- _EXERCISE PROMPT_:
Rewrite the rows below, replacing every "Point" with "Marker" and changing nothing else.

- _SUPPLIED MATERIAL_:

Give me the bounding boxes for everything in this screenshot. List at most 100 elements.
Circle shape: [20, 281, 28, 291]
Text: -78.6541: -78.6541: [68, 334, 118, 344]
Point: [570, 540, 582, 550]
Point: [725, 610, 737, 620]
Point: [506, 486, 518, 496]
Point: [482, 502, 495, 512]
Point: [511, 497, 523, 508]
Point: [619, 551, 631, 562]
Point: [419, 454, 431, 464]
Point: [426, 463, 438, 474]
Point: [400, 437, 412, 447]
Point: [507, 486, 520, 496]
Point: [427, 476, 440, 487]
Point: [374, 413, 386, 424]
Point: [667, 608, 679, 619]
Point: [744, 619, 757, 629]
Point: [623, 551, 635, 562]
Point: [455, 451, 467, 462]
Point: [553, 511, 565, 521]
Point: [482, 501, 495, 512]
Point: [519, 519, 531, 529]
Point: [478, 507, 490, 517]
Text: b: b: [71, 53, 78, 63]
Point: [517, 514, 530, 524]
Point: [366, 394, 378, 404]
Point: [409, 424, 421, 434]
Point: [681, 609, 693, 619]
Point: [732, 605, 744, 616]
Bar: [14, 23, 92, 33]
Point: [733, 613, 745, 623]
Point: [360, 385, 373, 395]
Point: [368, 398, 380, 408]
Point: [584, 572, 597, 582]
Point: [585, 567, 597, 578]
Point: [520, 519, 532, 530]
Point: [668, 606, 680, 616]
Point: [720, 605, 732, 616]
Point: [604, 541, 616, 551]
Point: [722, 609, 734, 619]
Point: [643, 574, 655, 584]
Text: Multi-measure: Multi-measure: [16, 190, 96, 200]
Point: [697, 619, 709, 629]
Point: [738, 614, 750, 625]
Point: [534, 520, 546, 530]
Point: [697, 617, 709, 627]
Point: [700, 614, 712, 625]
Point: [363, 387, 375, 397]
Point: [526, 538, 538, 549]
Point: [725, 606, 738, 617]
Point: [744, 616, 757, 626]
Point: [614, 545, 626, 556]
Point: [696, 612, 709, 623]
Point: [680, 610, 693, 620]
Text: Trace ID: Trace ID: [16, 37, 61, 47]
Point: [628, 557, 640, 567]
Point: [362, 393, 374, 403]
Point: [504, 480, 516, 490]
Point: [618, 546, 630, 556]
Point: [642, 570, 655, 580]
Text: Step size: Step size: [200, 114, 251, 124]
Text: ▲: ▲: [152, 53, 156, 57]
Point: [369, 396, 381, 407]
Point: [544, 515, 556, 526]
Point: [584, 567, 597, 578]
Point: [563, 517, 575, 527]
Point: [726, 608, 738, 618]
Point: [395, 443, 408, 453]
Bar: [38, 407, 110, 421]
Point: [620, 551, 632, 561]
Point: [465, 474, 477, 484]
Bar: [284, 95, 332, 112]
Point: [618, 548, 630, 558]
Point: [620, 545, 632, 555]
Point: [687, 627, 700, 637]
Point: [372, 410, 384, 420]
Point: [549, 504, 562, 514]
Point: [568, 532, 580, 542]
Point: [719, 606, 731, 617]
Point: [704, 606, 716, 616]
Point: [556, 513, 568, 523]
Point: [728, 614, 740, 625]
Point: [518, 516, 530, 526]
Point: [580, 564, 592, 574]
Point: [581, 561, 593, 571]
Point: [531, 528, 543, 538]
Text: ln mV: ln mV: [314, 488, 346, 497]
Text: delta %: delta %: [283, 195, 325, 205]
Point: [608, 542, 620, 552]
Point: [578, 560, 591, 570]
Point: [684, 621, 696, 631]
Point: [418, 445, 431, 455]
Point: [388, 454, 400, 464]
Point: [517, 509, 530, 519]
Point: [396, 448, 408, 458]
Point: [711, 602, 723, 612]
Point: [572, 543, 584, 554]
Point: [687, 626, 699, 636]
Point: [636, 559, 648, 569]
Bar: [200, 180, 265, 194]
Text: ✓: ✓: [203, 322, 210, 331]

- _WRITTEN RESPONSE_:
Give me the bounding boxes for everything in this screenshot. List at most 100 elements.
Circle shape: [20, 281, 28, 291]
Text: -78.6541: -78.6541: [68, 334, 118, 344]
Marker: [570, 540, 582, 550]
Marker: [725, 610, 737, 620]
Marker: [506, 486, 518, 496]
Marker: [482, 502, 495, 512]
Marker: [511, 497, 523, 508]
Marker: [619, 551, 631, 562]
Marker: [419, 454, 431, 464]
Marker: [426, 463, 438, 474]
Marker: [400, 437, 412, 447]
Marker: [507, 486, 520, 496]
Marker: [427, 476, 440, 487]
Marker: [374, 413, 386, 424]
Marker: [667, 608, 679, 619]
Marker: [744, 619, 757, 629]
Marker: [623, 551, 635, 562]
Marker: [455, 451, 467, 462]
Marker: [553, 511, 565, 521]
Marker: [482, 501, 495, 512]
Marker: [519, 519, 531, 529]
Marker: [478, 507, 490, 517]
Text: b: b: [71, 53, 78, 63]
Marker: [517, 514, 530, 524]
Marker: [366, 394, 378, 404]
Marker: [409, 424, 421, 434]
Marker: [681, 609, 693, 619]
Marker: [732, 605, 744, 616]
Bar: [14, 23, 92, 33]
Marker: [733, 613, 745, 623]
Marker: [360, 385, 373, 395]
Marker: [368, 398, 380, 408]
Marker: [584, 572, 597, 582]
Marker: [585, 567, 597, 578]
Marker: [520, 519, 532, 530]
Marker: [668, 606, 680, 616]
Marker: [720, 605, 732, 616]
Marker: [604, 541, 616, 551]
Marker: [722, 609, 734, 619]
Marker: [643, 574, 655, 584]
Text: Multi-measure: Multi-measure: [16, 190, 96, 200]
Marker: [697, 619, 709, 629]
Marker: [738, 614, 750, 625]
Marker: [534, 520, 546, 530]
Marker: [697, 617, 709, 627]
Marker: [700, 614, 712, 625]
Marker: [363, 387, 375, 397]
Marker: [526, 538, 538, 549]
Marker: [725, 606, 738, 617]
Marker: [744, 616, 757, 626]
Marker: [614, 545, 626, 556]
Marker: [696, 612, 709, 623]
Marker: [680, 610, 693, 620]
Text: Trace ID: Trace ID: [16, 37, 61, 47]
Marker: [628, 557, 640, 567]
Marker: [362, 393, 374, 403]
Marker: [504, 480, 516, 490]
Marker: [618, 546, 630, 556]
Marker: [642, 570, 655, 580]
Text: Step size: Step size: [200, 114, 251, 124]
Text: ▲: ▲: [152, 53, 156, 57]
Marker: [369, 396, 381, 407]
Marker: [544, 515, 556, 526]
Marker: [584, 567, 597, 578]
Marker: [563, 517, 575, 527]
Marker: [726, 608, 738, 618]
Marker: [395, 443, 408, 453]
Bar: [38, 407, 110, 421]
Marker: [620, 551, 632, 561]
Marker: [465, 474, 477, 484]
Bar: [284, 95, 332, 112]
Marker: [618, 548, 630, 558]
Marker: [620, 545, 632, 555]
Marker: [687, 627, 700, 637]
Marker: [372, 410, 384, 420]
Marker: [549, 504, 562, 514]
Marker: [568, 532, 580, 542]
Marker: [719, 606, 731, 617]
Marker: [704, 606, 716, 616]
Marker: [556, 513, 568, 523]
Marker: [728, 614, 740, 625]
Marker: [518, 516, 530, 526]
Marker: [580, 564, 592, 574]
Marker: [581, 561, 593, 571]
Marker: [531, 528, 543, 538]
Text: ln mV: ln mV: [314, 488, 346, 497]
Text: delta %: delta %: [283, 195, 325, 205]
Marker: [608, 542, 620, 552]
Marker: [578, 560, 591, 570]
Marker: [684, 621, 696, 631]
Marker: [418, 445, 431, 455]
Marker: [388, 454, 400, 464]
Marker: [517, 509, 530, 519]
Marker: [396, 448, 408, 458]
Marker: [711, 602, 723, 612]
Marker: [572, 543, 584, 554]
Marker: [687, 626, 699, 636]
Marker: [636, 559, 648, 569]
Bar: [200, 180, 265, 194]
Text: ✓: ✓: [203, 322, 210, 331]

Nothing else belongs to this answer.